— START Provided data —

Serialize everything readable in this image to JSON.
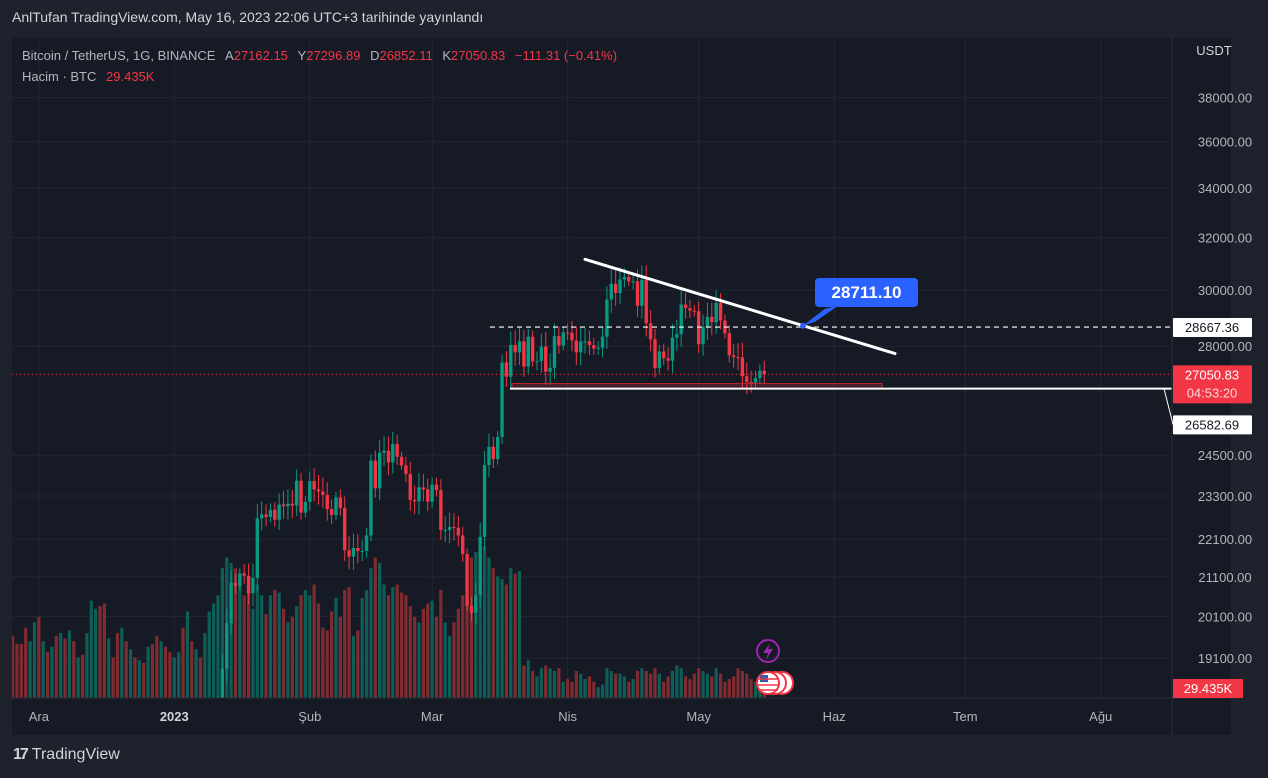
{
  "header": {
    "published": "AnlTufan TradingView.com, May 16, 2023 22:06 UTC+3 tarihinde yayınlandı"
  },
  "legend": {
    "symbol": "Bitcoin / TetherUS, 1G, BINANCE",
    "open_label": "A",
    "open": "27162.15",
    "high_label": "Y",
    "high": "27296.89",
    "low_label": "D",
    "low": "26852.11",
    "close_label": "K",
    "close": "27050.83",
    "change": "−111.31 (−0.41%)",
    "volume_label": "Hacim · BTC",
    "volume": "29.435K"
  },
  "annotation": {
    "callout": "28711.10"
  },
  "brand": {
    "logo": "17",
    "name": "TradingView"
  },
  "colors": {
    "up": "#089981",
    "down": "#f23645",
    "up_vol": "#0c5e56",
    "down_vol": "#7f2b30",
    "callout": "#2962ff",
    "bg": "#161a25"
  },
  "chart_data": {
    "type": "candlestick",
    "title": "Bitcoin / TetherUS, 1G, BINANCE",
    "currency": "USDT",
    "y_scale": "log",
    "start_date": "2022-11-25",
    "first_open": 16580,
    "close": [
      16520,
      16460,
      16440,
      16210,
      16440,
      17160,
      16970,
      17090,
      16890,
      17110,
      16970,
      17090,
      16840,
      17220,
      17130,
      17130,
      17080,
      17200,
      17780,
      17800,
      17360,
      16630,
      16780,
      16740,
      16440,
      16900,
      16820,
      16830,
      16780,
      16840,
      16830,
      16920,
      16700,
      16550,
      16630,
      16600,
      16540,
      16620,
      16680,
      16670,
      16850,
      16830,
      16950,
      16940,
      17120,
      17180,
      17440,
      17940,
      18850,
      19930,
      20950,
      20870,
      21190,
      21130,
      20680,
      21070,
      22670,
      22780,
      22710,
      22910,
      22630,
      23060,
      23010,
      23080,
      23030,
      23740,
      22830,
      23130,
      23730,
      23490,
      23430,
      23330,
      22930,
      22760,
      23260,
      22960,
      21800,
      21630,
      21860,
      21780,
      21780,
      22200,
      24330,
      23520,
      24570,
      24630,
      24280,
      24840,
      24450,
      24190,
      23940,
      23190,
      23150,
      23550,
      23490,
      23140,
      23630,
      23470,
      22350,
      22350,
      22430,
      22410,
      22200,
      21700,
      20360,
      20190,
      20630,
      22160,
      24200,
      24750,
      24380,
      25050,
      27450,
      26970,
      28040,
      27790,
      28170,
      27310,
      28330,
      27490,
      27490,
      27990,
      27140,
      27270,
      28350,
      28030,
      28480,
      28470,
      28200,
      27790,
      28170,
      28170,
      28040,
      27920,
      27950,
      28330,
      29650,
      30230,
      29890,
      30390,
      30490,
      30320,
      30320,
      29430,
      30380,
      28800,
      28240,
      27260,
      27820,
      27590,
      27510,
      28300,
      28420,
      29470,
      29340,
      29250,
      29230,
      28070,
      28670,
      29030,
      28840,
      29530,
      28900,
      28450,
      27690,
      27630,
      27620,
      26990,
      26800,
      26780,
      26930,
      27170,
      27050.83
    ],
    "volume_k": [
      230,
      200,
      200,
      260,
      210,
      280,
      300,
      210,
      170,
      190,
      230,
      240,
      220,
      250,
      210,
      150,
      160,
      240,
      360,
      330,
      340,
      350,
      220,
      150,
      240,
      260,
      210,
      180,
      150,
      140,
      130,
      190,
      200,
      230,
      210,
      190,
      170,
      150,
      170,
      260,
      320,
      210,
      180,
      150,
      240,
      320,
      350,
      380,
      480,
      520,
      500,
      480,
      420,
      380,
      400,
      330,
      420,
      380,
      310,
      380,
      400,
      390,
      330,
      280,
      300,
      340,
      380,
      400,
      380,
      420,
      350,
      260,
      250,
      320,
      370,
      300,
      400,
      410,
      230,
      250,
      370,
      400,
      480,
      520,
      500,
      420,
      380,
      410,
      420,
      390,
      380,
      340,
      300,
      280,
      330,
      350,
      360,
      300,
      400,
      280,
      230,
      280,
      330,
      380,
      480,
      520,
      540,
      500,
      560,
      520,
      480,
      450,
      440,
      420,
      480,
      460,
      470,
      120,
      140,
      100,
      80,
      110,
      120,
      110,
      100,
      110,
      60,
      70,
      60,
      100,
      90,
      70,
      80,
      60,
      40,
      50,
      110,
      100,
      90,
      90,
      80,
      60,
      70,
      100,
      110,
      100,
      90,
      110,
      90,
      60,
      80,
      100,
      120,
      110,
      80,
      70,
      90,
      110,
      100,
      90,
      80,
      110,
      90,
      60,
      70,
      80,
      110,
      100,
      90,
      70,
      60,
      70,
      29.435
    ],
    "y_ticks": [
      "38000.00",
      "36000.00",
      "34000.00",
      "32000.00",
      "30000.00",
      "28000.00",
      "24500.00",
      "23300.00",
      "22100.00",
      "21100.00",
      "20100.00",
      "19100.00"
    ],
    "x_ticks": [
      {
        "label": "Ara",
        "day": 6
      },
      {
        "label": "2023",
        "day": 37,
        "bold": true
      },
      {
        "label": "Şub",
        "day": 68
      },
      {
        "label": "Mar",
        "day": 96
      },
      {
        "label": "Nis",
        "day": 127
      },
      {
        "label": "May",
        "day": 157
      },
      {
        "label": "Haz",
        "day": 188
      },
      {
        "label": "Tem",
        "day": 218
      },
      {
        "label": "Ağu",
        "day": 249
      }
    ],
    "price_labels": [
      {
        "value": "28667.36",
        "style": "white"
      },
      {
        "value": "27050.83",
        "sub": "04:53:20",
        "style": "red"
      },
      {
        "value": "26582.69",
        "style": "white"
      }
    ],
    "volume_label": "29.435K",
    "axis_unit": "USDT",
    "drawings": {
      "trendline_start": 31150,
      "trendline_end": 27750,
      "support": 26582.69,
      "resistance": 28667.36,
      "target": 28711.1
    }
  }
}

— END Provided data —

Objective. In the records above, collect each line with "TradingView".

Output for this task.
    "published": "AnlTufan TradingView.com, May 16, 2023 22:06 UTC+3 tarihinde yayınlandı"
    "name": "TradingView"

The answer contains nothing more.